* _Records_
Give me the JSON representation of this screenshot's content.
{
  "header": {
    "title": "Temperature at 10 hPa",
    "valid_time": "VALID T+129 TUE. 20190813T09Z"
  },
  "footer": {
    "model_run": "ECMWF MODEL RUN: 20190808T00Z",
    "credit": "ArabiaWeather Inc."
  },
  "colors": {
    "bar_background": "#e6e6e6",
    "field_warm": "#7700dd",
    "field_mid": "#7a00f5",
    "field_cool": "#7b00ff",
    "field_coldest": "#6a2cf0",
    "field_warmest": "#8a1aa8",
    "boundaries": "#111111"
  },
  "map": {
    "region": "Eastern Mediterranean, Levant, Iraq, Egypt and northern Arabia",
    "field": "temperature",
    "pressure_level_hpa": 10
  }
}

* _Description of the task_
Quote all of the entries verbatim.

* _Answer_
Give me the JSON representation of this screenshot's content.
{
  "header": {
    "title": "Temperature at 10 hPa",
    "valid_time": "VALID T+129 TUE. 20190813T09Z"
  },
  "footer": {
    "model_run": "ECMWF MODEL RUN: 20190808T00Z",
    "credit": "ArabiaWeather Inc."
  },
  "colors": {
    "bar_background": "#e6e6e6",
    "field_warm": "#7700dd",
    "field_mid": "#7a00f5",
    "field_cool": "#7b00ff",
    "field_coldest": "#6a2cf0",
    "field_warmest": "#8a1aa8",
    "boundaries": "#111111"
  },
  "map": {
    "region": "Eastern Mediterranean, Levant, Iraq, Egypt and northern Arabia",
    "field": "temperature",
    "pressure_level_hpa": 10
  }
}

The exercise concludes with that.